** Rows **
— start —

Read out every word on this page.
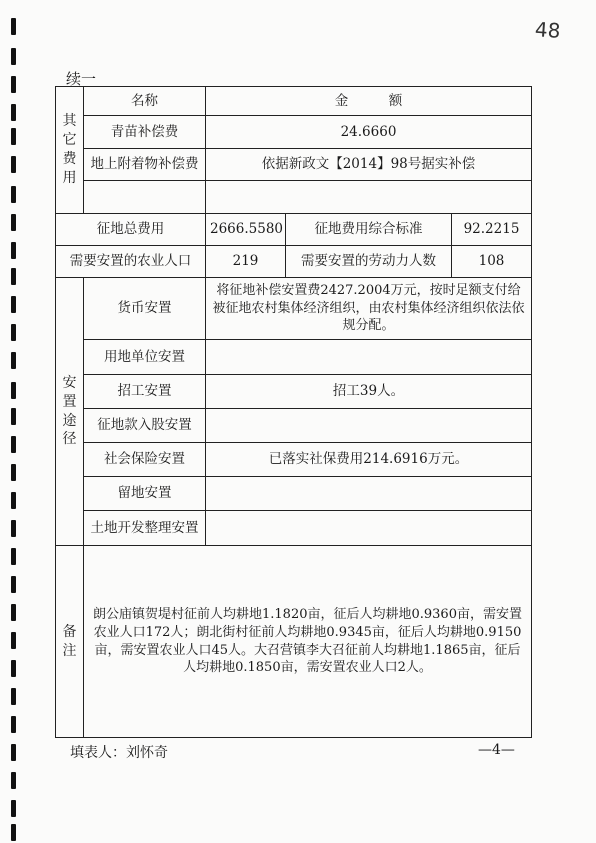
48
续一
其它费用	名称	金　　　额		
	青苗补偿费	24.6660		
	地上附着物补偿费	依据新政文【2014】98号据实补偿		

征地总费用		2666.5580	征地费用综合标准	92.2215
需要安置的农业人口		219	需要安置的劳动力人数	108
安置途径	货币安置	将征地补偿安置费2427.2004万元，按时足额支付给被征地农村集体经济组织，由农村集体经济组织依法依规分配。		
	用地单位安置			
	招工安置	招工39人。		
	征地款入股安置			
	社会保险安置	已落实社保费用214.6916万元。		
	留地安置			
	土地开发整理安置			
备注	朗公庙镇贺堤村征前人均耕地1.1820亩，征后人均耕地0.9360亩，需安置农业人口172人；朗北街村征前人均耕地0.9345亩，征后人均耕地0.9150亩，需安置农业人口45人。大召营镇李大召征前人均耕地1.1865亩，征后人均耕地0.1850亩，需安置农业人口2人。			
填表人：刘怀奇	—4—
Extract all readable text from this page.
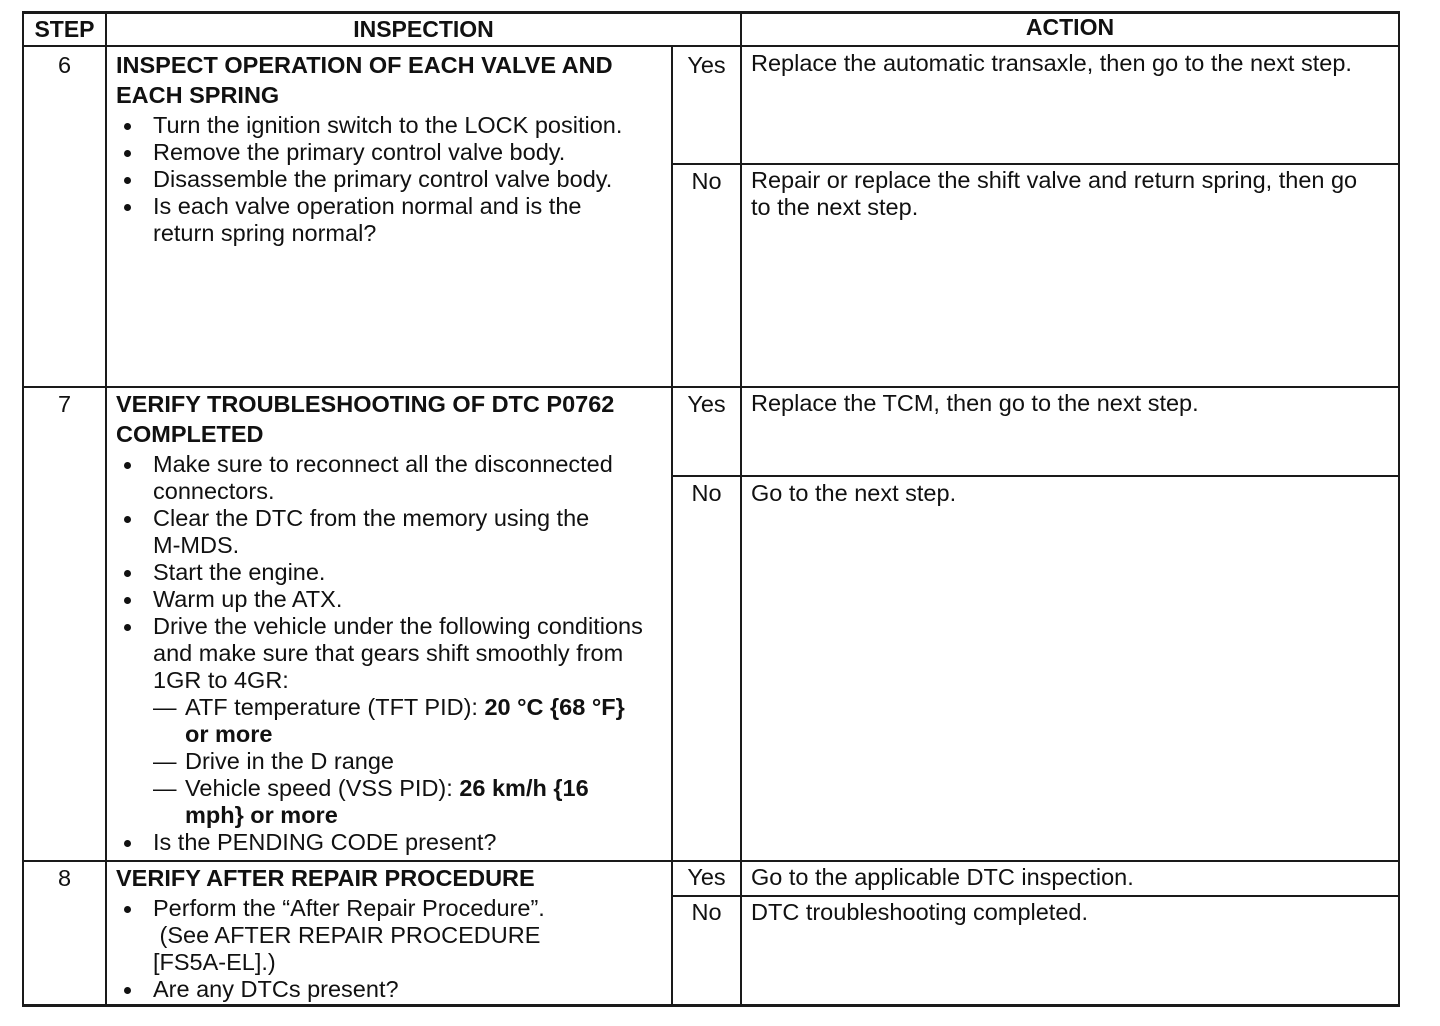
STEP	INSPECTION	ACTION
6	INSPECT OPERATION OF EACH VALVE AND
EACH SPRING
Turn the ignition switch to the LOCK position.
Remove the primary control valve body.
Disassemble the primary control valve body.
Is each valve operation normal and is the
return spring normal?
Yes	Replace the automatic transaxle, then go to the next step.
No	Repair or replace the shift valve and return spring, then go
to the next step.
7	VERIFY TROUBLESHOOTING OF DTC P0762
COMPLETED
Make sure to reconnect all the disconnected
connectors.
Clear the DTC from the memory using the
M-MDS.
Start the engine.
Warm up the ATX.
Drive the vehicle under the following conditions
and make sure that gears shift smoothly from
1GR to 4GR:
— ATF temperature (TFT PID): 20 °C {68 °F}
or more
— Drive in the D range
— Vehicle speed (VSS PID): 26 km/h {16
mph} or more
Is the PENDING CODE present?
Yes	Replace the TCM, then go to the next step.
No	Go to the next step.
8	VERIFY AFTER REPAIR PROCEDURE
Perform the “After Repair Procedure”.
(See AFTER REPAIR PROCEDURE
[FS5A-EL].)
Are any DTCs present?
Yes	Go to the applicable DTC inspection.
No	DTC troubleshooting completed.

— end —

** Task instructions **
Retype the whole listing exactly and leave the pictures out.

** Task solution **
Read out every word on this page.
48
续一
其它费用	名称	金　　　额		
	青苗补偿费	24.6660		
	地上附着物补偿费	依据新政文【2014】98号据实补偿		

征地总费用		2666.5580	征地费用综合标准	92.2215
需要安置的农业人口		219	需要安置的劳动力人数	108
安置途径	货币安置	将征地补偿安置费2427.2004万元，按时足额支付给被征地农村集体经济组织，由农村集体经济组织依法依规分配。		
	用地单位安置			
	招工安置	招工39人。		
	征地款入股安置			
	社会保险安置	已落实社保费用214.6916万元。		
	留地安置			
	土地开发整理安置			
备注	朗公庙镇贺堤村征前人均耕地1.1820亩，征后人均耕地0.9360亩，需安置农业人口172人；朗北街村征前人均耕地0.9345亩，征后人均耕地0.9150亩，需安置农业人口45人。大召营镇李大召征前人均耕地1.1865亩，征后人均耕地0.1850亩，需安置农业人口2人。			
填表人：刘怀奇	—4—
Extract all readable text from this page.
STEP	INSPECTION	ACTION
6	INSPECT OPERATION OF EACH VALVE AND
EACH SPRING
Turn the ignition switch to the LOCK position.
Remove the primary control valve body.
Disassemble the primary control valve body.
Is each valve operation normal and is the
return spring normal?
Yes	Replace the automatic transaxle, then go to the next step.
No	Repair or replace the shift valve and return spring, then go
to the next step.
7	VERIFY TROUBLESHOOTING OF DTC P0762
COMPLETED
Make sure to reconnect all the disconnected
connectors.
Clear the DTC from the memory using the
M-MDS.
Start the engine.
Warm up the ATX.
Drive the vehicle under the following conditions
and make sure that gears shift smoothly from
1GR to 4GR:
— ATF temperature (TFT PID): 20 °C {68 °F}
or more
— Drive in the D range
— Vehicle speed (VSS PID): 26 km/h {16
mph} or more
Is the PENDING CODE present?
Yes	Replace the TCM, then go to the next step.
No	Go to the next step.
8	VERIFY AFTER REPAIR PROCEDURE
Perform the “After Repair Procedure”.
(See AFTER REPAIR PROCEDURE
[FS5A-EL].)
Are any DTCs present?
Yes	Go to the applicable DTC inspection.
No	DTC troubleshooting completed.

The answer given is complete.